[begin PASSAGE SHOWN]

Firms were also able to rely on a variety of tried-and-tested solutions to help with compliance. These include ISDA’s regulatory-compliant credit support documentation and eligible collateral templates, the ISDA Standard Initial Margin Model – an industry-wide tool that eliminates the need for each firm to develop its own margin calculation methodology – and the ISDA Create online document negotiation platform.
That’s not to suggest it was all plain sailing. The sheer number of entities coming into scope meant there were inevitably delays and bottlenecks, particularly in the custodian onboarding process. Fortunately, a large proportion of phase-six counterparty relationships were below the IM exposure threshold of €50 million per counterparty group – ISDA estimates the proportion to be between 78% and 85%, depending on the methodology used to calculate IM. As well as not having to exchange collateral with those counterparties, regulators have stated that documentation, custodial and operational requirements for each relationship also won’t apply until the threshold is breached.

[end PASSAGE SHOWN]

> REQUIRED TASK 1: Summarize the passage on phase-six initial margin compliance in two sentences.
> REQUIRED TASK 2: Carry on the passage about phase-six initial margin compliance, starting after its final sentence.

[begin DATA EXCERPTS]

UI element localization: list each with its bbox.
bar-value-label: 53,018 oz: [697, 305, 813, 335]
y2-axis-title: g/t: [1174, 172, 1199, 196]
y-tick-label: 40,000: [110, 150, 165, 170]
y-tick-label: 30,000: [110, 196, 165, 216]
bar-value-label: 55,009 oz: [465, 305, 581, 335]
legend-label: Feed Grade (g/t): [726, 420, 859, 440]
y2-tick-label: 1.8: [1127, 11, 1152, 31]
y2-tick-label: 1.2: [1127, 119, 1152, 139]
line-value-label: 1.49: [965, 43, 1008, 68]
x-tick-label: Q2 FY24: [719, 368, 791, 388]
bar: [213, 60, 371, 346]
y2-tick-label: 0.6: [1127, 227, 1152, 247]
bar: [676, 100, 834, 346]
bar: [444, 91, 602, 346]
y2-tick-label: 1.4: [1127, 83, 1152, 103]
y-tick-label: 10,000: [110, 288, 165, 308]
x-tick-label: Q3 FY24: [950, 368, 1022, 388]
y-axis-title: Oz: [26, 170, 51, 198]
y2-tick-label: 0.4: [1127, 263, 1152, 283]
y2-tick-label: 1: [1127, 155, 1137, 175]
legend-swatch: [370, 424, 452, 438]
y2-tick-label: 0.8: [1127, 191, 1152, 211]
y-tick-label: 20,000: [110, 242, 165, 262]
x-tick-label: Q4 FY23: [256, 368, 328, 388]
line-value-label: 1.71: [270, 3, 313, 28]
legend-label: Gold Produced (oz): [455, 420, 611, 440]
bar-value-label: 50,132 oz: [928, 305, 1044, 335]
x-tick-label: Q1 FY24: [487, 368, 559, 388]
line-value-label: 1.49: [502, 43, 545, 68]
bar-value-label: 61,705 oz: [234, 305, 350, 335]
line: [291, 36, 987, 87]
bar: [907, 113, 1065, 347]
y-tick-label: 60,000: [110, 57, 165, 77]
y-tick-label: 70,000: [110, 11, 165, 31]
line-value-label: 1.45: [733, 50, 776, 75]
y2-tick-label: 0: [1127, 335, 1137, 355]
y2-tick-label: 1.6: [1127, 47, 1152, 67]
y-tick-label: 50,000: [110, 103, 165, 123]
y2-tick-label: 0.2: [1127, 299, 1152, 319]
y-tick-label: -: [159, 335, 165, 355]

[end DATA EXCERPTS]
[begin DATA EXCERPTS]

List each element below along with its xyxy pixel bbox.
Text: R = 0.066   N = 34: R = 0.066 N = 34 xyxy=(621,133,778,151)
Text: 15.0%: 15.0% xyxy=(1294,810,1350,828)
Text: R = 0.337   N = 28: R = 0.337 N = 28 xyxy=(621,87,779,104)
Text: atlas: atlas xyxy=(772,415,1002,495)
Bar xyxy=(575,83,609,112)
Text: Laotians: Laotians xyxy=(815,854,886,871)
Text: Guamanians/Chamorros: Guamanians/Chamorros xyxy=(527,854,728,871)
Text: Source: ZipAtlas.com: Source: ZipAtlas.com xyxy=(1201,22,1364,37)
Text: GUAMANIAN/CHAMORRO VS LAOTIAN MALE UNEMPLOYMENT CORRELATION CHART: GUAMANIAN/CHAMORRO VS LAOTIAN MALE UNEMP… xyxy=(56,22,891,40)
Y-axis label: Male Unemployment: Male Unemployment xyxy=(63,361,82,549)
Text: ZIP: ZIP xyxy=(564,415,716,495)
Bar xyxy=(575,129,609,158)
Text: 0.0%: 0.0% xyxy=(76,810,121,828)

[end DATA EXCERPTS]

> OUTPUT 1: Firms met the compliance requirements with the help of established ISDA tools, including regulatory-compliant credit support documentation and collateral templates, the ISDA Standard Initial Margin Model and the ISDA Create negotiation platform. The large number of entities in scope still caused delays and bottlenecks, especially in custodian onboarding, but ISDA estimates that 78% to 85% of phase-six counterparty relationships were below the €50 million threshold, so their collateral, documentation, custodial and operational requirements do not apply until that threshold is breached.

> OUTPUT 2:
However, those firms will need to monitor their IM exposures (or their clients’ exposures) with each counterparty on an ongoing basis and move quickly to meet documentation and custodial requirements if the €50 million level is approached with any trading partner. On top of this, entities will need to continue to run annual calculations to determine if they exceed the threshold for compliance, now set at €8 billion in aggregate average notional amount of non-cleared derivatives. New entities will inevitably come into scope over time.
There will also be ongoing waves of newly in-scope entities as additional countries implement their own margin rules and/or introduce policy changes (such as delivering certainty on the enforceability of close-out netting) that widen the application of margin requirements.
There will be other changes too. The increase in daily margin calls, settlement volumes and collateral disputes as a result of the margin rules has created an incentive for firms to automate their collateral management processes – an ongoing development that will increase efficiency over time. In response, ISDA has published a series of collateral management transformation toolkits to help firms identify opportunities to improve their collateral management in key areas, including collateral settlement automation and portfolio reconciliation and dispute resolution.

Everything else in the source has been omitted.